--- Study text ---
So you may have recalled I was looking forward to Wildstar Online. If you haven’t been paying attention to the MMO scene, it’s an SF MMO with fantasy elements and a deliberately cartoony style that’s been in development awhile. Also it has erudite space zombies (the Mordesh), a race of whose males are micro-bishounen Wolverines (The Aurin), and psychotic super-scientific squirrel-aliens (the Chua), so it’s not exactly your typical space romp.
(I predict around about Guardians of the Galaxy, a lot of Chua with names like “RokkitRaccoon” and “JamesRocketRaccoon” will pop up. Just warning you now.)
So I’d been looking forward to it enough I bought it pre-release and played the beta. And, yes I was a Spellslinger, but rolled Scientist not Settler because this is me. If you’re playing the game and/or know me, you get it.
So essentially I’ve decided to play awhile now that it’s out. I don’t have a long-term relationship thing with any MMO I tried, so I figure it’ll be something I play for a few months during my normal “game time” until I get tired of it. I only have so many hours in the week to play and I bound it carefully.
But it’s why I chose to play that is interesting- and is the subject of this column as I think it shines some light on the world of game development that’ll be useful to professional geeks.
As you may know I’ve been on an indie kick, which seems to be defined by “Playing FTL and other stuff.” Wildstar intrigued me enough that I decided to give it a go, however, because it felt well-crafted. There was just a sense of precision, of almost artisanl creation.
Then I realized it. This big, sprwawling, AAA MMO had parts that felt like an indie game.
--- Listed entries ---
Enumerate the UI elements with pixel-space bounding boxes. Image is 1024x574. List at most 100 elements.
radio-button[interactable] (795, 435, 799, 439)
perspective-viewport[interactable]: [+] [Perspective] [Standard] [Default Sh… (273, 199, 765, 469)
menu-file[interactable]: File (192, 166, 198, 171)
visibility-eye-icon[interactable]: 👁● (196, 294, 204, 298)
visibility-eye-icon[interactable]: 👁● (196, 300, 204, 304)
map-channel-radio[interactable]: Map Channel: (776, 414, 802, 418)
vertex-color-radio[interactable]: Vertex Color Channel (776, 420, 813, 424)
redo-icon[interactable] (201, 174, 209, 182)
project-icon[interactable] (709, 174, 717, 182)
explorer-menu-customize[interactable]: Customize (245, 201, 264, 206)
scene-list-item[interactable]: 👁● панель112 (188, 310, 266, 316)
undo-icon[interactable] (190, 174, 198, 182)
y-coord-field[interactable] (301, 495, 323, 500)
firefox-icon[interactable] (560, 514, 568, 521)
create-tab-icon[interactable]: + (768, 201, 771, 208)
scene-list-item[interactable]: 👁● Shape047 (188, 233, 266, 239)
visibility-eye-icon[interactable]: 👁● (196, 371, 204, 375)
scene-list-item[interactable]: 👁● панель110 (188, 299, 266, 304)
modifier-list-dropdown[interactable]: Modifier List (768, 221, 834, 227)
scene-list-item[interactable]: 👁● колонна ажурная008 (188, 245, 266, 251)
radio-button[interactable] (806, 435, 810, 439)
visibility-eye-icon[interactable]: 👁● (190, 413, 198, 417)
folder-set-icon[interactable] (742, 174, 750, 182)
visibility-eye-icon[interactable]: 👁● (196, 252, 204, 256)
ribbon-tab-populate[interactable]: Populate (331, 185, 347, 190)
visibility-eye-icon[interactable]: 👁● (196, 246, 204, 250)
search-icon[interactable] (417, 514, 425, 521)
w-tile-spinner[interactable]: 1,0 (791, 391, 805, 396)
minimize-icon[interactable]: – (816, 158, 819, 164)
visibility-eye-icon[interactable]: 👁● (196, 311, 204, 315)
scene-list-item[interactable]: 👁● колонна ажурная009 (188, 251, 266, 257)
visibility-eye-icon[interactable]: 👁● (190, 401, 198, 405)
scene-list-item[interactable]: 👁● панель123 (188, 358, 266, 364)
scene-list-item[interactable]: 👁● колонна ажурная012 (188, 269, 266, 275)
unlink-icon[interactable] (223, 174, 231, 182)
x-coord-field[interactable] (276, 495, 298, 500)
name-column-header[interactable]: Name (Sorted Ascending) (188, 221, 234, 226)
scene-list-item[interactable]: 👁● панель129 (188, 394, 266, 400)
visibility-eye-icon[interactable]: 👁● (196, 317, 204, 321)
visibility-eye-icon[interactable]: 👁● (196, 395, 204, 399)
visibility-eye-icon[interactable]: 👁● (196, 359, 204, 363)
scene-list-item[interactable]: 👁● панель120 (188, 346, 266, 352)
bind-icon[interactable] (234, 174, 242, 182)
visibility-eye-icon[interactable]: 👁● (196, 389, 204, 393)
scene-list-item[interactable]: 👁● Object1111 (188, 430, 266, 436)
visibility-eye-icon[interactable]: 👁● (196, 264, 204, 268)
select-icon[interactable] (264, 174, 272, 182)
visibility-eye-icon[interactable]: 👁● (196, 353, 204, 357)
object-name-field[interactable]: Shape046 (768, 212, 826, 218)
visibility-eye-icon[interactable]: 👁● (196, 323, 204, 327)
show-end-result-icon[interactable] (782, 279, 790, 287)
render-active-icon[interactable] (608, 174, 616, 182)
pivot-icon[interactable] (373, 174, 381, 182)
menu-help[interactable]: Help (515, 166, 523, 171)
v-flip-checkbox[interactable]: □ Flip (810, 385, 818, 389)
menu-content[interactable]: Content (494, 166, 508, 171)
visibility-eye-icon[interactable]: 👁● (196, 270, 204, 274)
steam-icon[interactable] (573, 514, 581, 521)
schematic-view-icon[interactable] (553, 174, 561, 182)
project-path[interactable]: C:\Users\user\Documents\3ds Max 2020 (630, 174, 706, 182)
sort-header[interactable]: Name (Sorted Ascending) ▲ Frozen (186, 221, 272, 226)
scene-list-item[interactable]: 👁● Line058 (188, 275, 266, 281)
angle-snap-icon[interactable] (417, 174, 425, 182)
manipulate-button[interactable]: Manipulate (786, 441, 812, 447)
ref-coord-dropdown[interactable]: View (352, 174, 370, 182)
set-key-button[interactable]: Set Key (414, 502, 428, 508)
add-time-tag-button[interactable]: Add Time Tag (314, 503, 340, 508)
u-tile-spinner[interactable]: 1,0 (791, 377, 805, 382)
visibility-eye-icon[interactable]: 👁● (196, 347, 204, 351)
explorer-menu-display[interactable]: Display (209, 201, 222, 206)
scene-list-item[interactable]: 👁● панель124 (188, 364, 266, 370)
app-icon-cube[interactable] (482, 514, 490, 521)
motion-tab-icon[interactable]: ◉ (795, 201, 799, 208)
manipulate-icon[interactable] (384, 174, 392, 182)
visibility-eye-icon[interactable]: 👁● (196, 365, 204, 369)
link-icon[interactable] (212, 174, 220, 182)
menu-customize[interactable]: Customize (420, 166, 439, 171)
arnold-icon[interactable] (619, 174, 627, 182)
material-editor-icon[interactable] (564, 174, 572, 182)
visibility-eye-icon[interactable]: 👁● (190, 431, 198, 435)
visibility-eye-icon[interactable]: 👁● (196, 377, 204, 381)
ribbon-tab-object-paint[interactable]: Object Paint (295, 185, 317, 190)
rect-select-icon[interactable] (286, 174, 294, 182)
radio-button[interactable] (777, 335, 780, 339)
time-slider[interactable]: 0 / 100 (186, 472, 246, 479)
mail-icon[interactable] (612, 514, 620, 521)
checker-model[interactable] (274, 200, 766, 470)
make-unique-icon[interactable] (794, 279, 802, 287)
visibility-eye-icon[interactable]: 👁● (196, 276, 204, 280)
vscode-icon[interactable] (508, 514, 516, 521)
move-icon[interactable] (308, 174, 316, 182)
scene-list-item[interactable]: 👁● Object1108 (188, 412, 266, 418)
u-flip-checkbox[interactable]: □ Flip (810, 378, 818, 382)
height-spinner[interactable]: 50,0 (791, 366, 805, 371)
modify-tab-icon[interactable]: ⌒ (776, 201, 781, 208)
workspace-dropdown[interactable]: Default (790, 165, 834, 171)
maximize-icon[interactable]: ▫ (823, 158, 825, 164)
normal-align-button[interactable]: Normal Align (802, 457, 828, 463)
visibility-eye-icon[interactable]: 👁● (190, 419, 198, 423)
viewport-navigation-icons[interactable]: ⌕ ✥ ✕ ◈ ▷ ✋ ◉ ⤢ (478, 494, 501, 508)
---
**Task list:**
1. Reproduce the part of the Wildstar Online column that opens with the words containing "So you may have" and closes with "you get it.", changing "Spellslinger" to "Esper".
2. Answer these questions using the Wildstar Online column:
(a) Which race in the game is described as erudite space zombies?
(b) What did the writer roll instead of Settler?
(c) Which game is named in the phrase said to define the writer's indie kick?

**Numbered responses:**
1.
So you may have recalled I was looking forward to Wildstar Online. If you haven’t been paying attention to the MMO scene, it’s an SF MMO with fantasy elements and a deliberately cartoony style that’s been in development awhile. Also it has erudite space zombies (the Mordesh), a race of whose males are micro-bishounen Wolverines (The Aurin), and psychotic super-scientific squirrel-aliens (the Chua), so it’s not exactly your typical space romp.
(I predict around about Guardians of the Galaxy, a lot of Chua with names like “RokkitRaccoon” and “JamesRocketRaccoon” will pop up. Just warning you now.)
So I’d been looking forward to it enough I bought it pre-release and played the beta. And, yes I was a Esper, but rolled Scientist not Settler because this is me. If you’re playing the game and/or know me, you get it.

2.
(a) The Mordesh
(b) Scientist
(c) FTL